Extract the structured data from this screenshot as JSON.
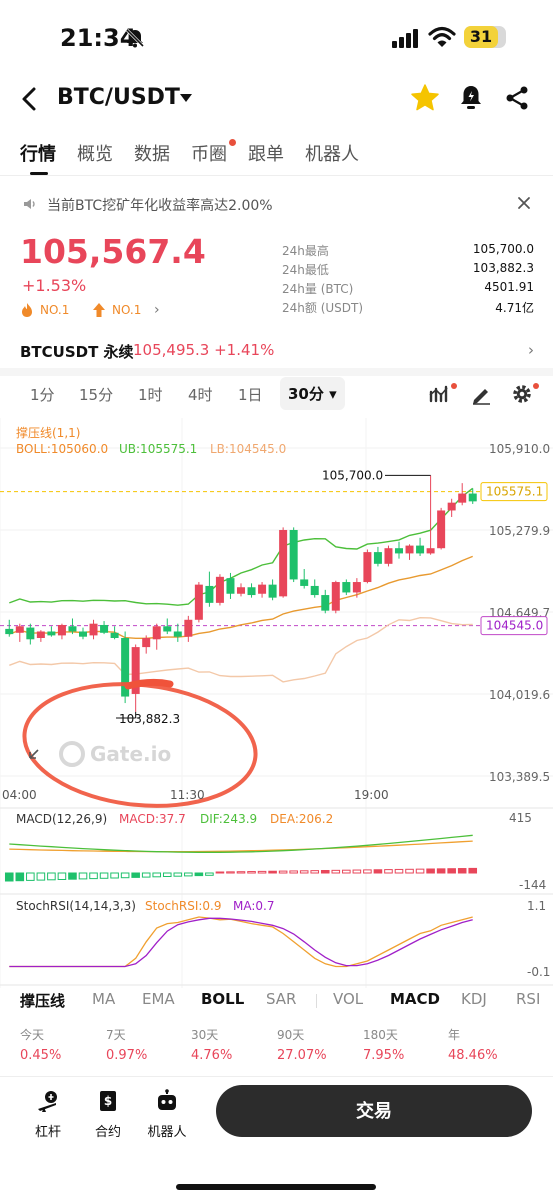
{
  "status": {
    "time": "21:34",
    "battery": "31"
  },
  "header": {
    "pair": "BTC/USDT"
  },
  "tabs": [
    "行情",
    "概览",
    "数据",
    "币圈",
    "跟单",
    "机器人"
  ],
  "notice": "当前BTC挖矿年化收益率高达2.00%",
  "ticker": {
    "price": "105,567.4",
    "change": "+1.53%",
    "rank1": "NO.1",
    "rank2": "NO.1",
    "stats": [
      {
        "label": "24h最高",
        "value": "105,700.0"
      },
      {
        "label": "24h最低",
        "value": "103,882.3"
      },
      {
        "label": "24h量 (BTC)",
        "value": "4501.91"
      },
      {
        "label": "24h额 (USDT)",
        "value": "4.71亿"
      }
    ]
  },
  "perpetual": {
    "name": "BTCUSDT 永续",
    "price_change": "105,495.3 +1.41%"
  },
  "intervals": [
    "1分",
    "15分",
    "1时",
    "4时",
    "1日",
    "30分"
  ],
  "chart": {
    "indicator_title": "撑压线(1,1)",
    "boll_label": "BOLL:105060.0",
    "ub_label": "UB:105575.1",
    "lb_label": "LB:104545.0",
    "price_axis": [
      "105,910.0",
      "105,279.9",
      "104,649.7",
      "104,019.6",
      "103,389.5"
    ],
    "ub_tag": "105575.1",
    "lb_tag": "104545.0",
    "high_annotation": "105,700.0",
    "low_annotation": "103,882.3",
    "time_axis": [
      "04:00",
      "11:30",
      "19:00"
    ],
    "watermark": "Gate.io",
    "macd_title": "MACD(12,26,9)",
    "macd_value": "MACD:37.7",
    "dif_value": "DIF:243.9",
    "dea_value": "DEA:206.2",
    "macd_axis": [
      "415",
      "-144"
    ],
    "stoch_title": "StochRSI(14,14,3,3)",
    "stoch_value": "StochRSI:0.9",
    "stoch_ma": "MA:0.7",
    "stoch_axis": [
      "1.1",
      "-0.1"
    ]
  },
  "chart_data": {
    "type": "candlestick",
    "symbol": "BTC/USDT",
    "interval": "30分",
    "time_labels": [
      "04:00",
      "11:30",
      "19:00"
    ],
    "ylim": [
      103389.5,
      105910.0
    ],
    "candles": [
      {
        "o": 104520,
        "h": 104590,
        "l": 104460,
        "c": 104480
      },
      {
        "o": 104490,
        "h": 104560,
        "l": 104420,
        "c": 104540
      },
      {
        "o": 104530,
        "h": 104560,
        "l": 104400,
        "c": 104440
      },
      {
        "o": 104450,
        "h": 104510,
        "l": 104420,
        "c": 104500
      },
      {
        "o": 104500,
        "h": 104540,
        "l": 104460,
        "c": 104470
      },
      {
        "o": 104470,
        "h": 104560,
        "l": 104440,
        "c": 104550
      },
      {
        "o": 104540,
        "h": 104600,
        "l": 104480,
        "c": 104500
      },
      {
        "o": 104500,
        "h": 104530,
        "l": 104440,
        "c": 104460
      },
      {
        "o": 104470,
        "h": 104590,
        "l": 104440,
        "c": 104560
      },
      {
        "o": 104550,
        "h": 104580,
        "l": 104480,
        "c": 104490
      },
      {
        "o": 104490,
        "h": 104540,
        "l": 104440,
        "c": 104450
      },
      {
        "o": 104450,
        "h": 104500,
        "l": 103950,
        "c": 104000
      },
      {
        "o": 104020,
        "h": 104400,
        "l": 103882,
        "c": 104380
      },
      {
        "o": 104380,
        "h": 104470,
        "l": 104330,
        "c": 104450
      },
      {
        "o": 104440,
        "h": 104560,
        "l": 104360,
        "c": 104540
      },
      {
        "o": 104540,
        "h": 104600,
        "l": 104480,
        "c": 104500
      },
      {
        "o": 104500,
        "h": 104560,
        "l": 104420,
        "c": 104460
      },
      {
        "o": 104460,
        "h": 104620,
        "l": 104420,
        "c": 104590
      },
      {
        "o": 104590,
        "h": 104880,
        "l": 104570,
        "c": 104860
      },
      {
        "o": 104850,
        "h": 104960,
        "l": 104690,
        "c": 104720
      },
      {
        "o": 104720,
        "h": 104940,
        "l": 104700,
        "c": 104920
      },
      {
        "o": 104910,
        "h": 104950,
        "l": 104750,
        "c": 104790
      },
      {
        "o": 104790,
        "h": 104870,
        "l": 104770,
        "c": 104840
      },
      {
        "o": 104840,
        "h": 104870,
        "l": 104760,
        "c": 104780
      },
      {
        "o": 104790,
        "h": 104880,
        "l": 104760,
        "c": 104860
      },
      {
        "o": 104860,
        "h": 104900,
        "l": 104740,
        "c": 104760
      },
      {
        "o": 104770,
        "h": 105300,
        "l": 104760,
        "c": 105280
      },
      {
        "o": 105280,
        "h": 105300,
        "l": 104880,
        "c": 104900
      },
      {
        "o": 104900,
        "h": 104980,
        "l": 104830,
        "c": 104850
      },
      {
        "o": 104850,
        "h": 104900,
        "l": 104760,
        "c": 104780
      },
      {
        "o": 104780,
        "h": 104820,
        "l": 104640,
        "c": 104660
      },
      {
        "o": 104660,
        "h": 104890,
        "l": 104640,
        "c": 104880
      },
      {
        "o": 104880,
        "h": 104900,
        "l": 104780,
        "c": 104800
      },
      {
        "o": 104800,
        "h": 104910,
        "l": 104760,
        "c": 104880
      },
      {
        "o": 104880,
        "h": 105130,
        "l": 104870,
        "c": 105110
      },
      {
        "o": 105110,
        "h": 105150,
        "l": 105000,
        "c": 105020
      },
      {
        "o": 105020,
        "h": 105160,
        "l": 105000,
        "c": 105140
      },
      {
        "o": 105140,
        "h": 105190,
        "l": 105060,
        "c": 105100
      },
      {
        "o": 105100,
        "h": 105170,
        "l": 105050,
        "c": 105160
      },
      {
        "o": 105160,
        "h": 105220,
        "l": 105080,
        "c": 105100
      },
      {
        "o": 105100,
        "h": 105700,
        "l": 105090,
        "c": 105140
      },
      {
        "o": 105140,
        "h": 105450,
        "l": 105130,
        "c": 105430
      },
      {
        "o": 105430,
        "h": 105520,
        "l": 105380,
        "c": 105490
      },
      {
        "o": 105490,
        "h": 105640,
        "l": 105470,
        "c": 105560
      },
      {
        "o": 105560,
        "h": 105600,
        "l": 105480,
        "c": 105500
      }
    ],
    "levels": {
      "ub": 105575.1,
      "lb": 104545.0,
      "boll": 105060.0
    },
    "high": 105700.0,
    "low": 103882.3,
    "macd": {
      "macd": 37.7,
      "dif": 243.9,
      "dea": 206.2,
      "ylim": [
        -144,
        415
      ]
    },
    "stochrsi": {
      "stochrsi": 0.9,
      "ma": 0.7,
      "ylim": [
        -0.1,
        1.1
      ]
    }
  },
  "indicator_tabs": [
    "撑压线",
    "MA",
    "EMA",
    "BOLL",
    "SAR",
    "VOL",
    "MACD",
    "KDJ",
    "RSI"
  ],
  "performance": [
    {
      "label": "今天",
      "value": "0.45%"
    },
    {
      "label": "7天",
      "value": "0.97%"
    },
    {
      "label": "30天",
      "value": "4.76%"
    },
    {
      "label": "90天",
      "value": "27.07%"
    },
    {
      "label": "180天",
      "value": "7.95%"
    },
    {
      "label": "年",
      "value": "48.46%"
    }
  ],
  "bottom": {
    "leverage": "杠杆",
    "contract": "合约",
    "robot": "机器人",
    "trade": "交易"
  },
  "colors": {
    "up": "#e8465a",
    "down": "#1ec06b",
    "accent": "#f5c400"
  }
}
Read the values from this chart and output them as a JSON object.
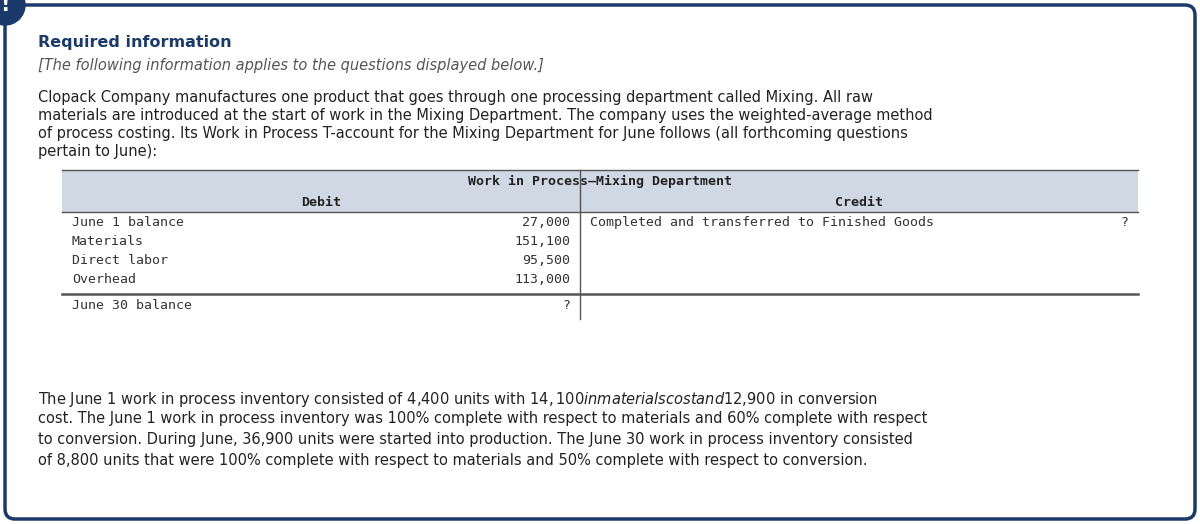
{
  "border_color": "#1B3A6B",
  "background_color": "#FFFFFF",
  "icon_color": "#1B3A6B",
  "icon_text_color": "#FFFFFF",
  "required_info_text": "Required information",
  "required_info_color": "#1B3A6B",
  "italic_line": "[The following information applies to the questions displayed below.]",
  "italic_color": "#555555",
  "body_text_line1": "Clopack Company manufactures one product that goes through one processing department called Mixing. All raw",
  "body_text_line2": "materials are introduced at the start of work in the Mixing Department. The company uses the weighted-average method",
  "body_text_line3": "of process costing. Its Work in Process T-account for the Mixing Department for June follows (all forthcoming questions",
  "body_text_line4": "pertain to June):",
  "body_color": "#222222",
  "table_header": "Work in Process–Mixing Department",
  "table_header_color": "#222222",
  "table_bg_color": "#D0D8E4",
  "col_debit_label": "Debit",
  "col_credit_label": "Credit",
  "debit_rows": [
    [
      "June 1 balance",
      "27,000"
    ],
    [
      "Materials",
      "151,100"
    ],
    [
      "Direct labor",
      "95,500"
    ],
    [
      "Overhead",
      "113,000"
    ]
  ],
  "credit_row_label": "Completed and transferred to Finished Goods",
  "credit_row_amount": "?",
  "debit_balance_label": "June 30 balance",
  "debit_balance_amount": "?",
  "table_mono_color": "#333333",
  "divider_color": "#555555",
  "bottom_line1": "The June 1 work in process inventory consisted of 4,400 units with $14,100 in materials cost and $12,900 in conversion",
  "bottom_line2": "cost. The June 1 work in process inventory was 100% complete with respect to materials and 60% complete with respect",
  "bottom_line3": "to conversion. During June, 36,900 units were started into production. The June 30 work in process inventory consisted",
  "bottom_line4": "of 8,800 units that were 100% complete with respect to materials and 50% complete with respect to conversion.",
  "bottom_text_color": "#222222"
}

..............................

● **Exercise aim**
Using the entries above, return each line in which the word "conversion" occurs.

● **Exercise response**
  "bottom_line1": "The June 1 work in process inventory consisted of 4,400 units with $14,100 in materials cost and $12,900 in conversion",
  "bottom_line3": "to conversion. During June, 36,900 units were started into production. The June 30 work in process inventory consisted",
  "bottom_line4": "of 8,800 units that were 100% complete with respect to materials and 50% complete with respect to conversion.",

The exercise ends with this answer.